## [Objective]
Write out all lines holding the word "hint".

## [Information given]
····················
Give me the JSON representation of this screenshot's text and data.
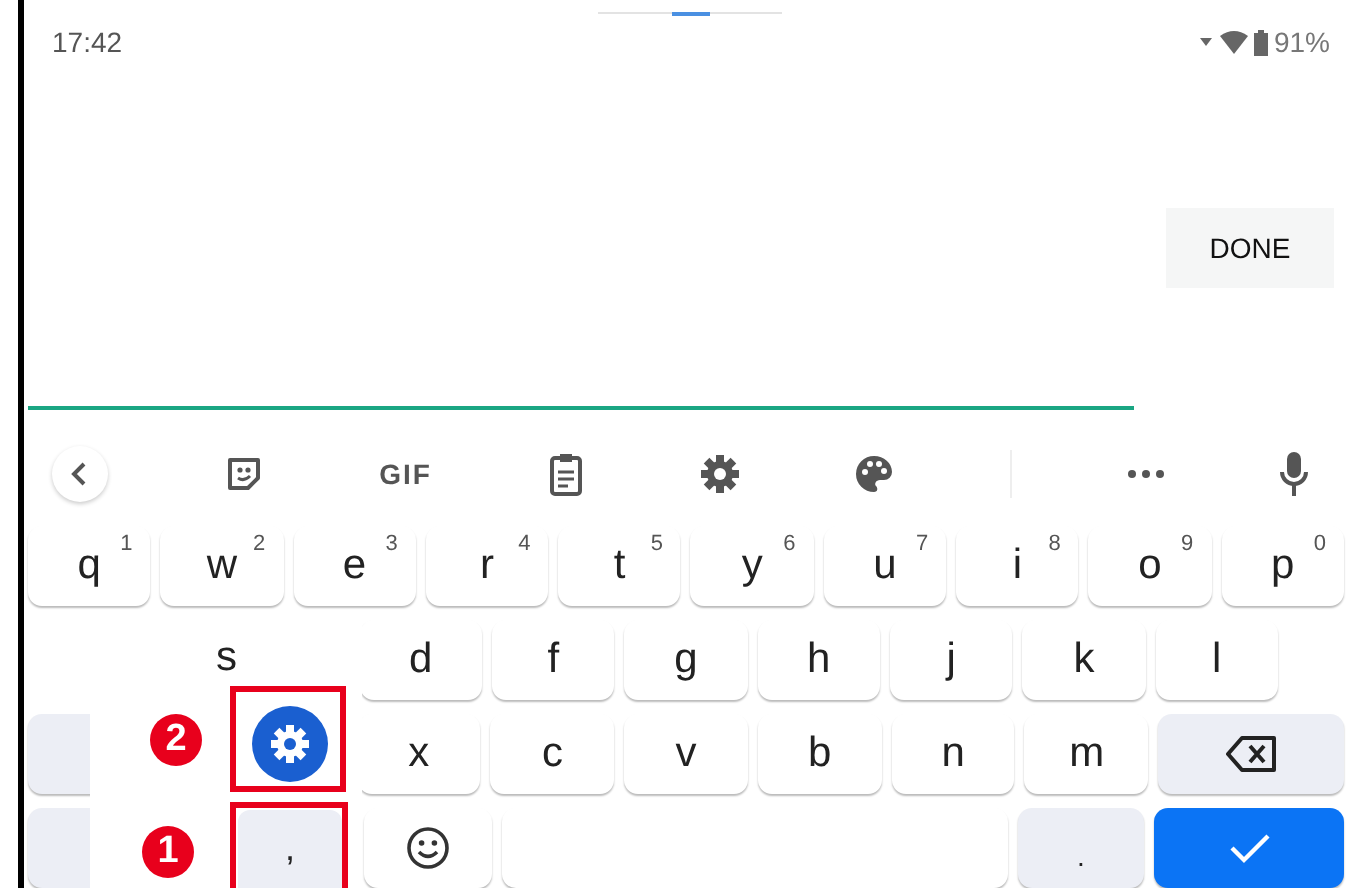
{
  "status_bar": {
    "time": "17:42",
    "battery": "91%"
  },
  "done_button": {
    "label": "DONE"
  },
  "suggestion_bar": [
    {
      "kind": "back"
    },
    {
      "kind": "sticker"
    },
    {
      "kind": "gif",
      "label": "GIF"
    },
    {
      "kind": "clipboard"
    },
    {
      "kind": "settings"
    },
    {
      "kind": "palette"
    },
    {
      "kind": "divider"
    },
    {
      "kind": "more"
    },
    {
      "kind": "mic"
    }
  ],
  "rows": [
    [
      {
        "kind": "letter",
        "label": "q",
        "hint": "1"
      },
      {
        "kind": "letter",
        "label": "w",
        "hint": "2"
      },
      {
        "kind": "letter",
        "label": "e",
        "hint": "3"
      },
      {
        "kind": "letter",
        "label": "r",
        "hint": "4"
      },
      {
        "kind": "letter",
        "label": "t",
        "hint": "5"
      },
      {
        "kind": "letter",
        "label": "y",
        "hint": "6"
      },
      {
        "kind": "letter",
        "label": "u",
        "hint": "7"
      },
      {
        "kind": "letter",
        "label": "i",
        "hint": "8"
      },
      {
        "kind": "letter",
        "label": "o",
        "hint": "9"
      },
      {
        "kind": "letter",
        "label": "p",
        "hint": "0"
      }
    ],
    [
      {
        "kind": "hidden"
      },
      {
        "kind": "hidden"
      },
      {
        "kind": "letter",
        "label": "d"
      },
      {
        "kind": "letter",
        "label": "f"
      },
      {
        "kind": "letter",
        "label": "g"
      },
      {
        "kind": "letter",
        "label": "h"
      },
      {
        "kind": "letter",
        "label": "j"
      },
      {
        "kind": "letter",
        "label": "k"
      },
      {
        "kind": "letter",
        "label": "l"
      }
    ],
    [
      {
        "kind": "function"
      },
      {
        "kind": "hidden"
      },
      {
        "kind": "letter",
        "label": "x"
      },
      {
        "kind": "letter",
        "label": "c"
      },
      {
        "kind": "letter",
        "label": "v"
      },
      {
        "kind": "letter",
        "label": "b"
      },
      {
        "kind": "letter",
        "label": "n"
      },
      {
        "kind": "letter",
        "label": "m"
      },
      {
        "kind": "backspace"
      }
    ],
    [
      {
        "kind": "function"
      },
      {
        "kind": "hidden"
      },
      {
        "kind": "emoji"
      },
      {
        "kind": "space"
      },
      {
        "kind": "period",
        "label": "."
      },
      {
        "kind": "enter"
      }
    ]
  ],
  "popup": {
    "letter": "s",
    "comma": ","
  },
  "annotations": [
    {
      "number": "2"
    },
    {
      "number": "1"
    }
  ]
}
····················
## [Solution to this exercise]
        "hint": "1"
        "hint": "2"
        "hint": "3"
        "hint": "4"
        "hint": "5"
        "hint": "6"
        "hint": "7"
        "hint": "8"
        "hint": "9"
        "hint": "0"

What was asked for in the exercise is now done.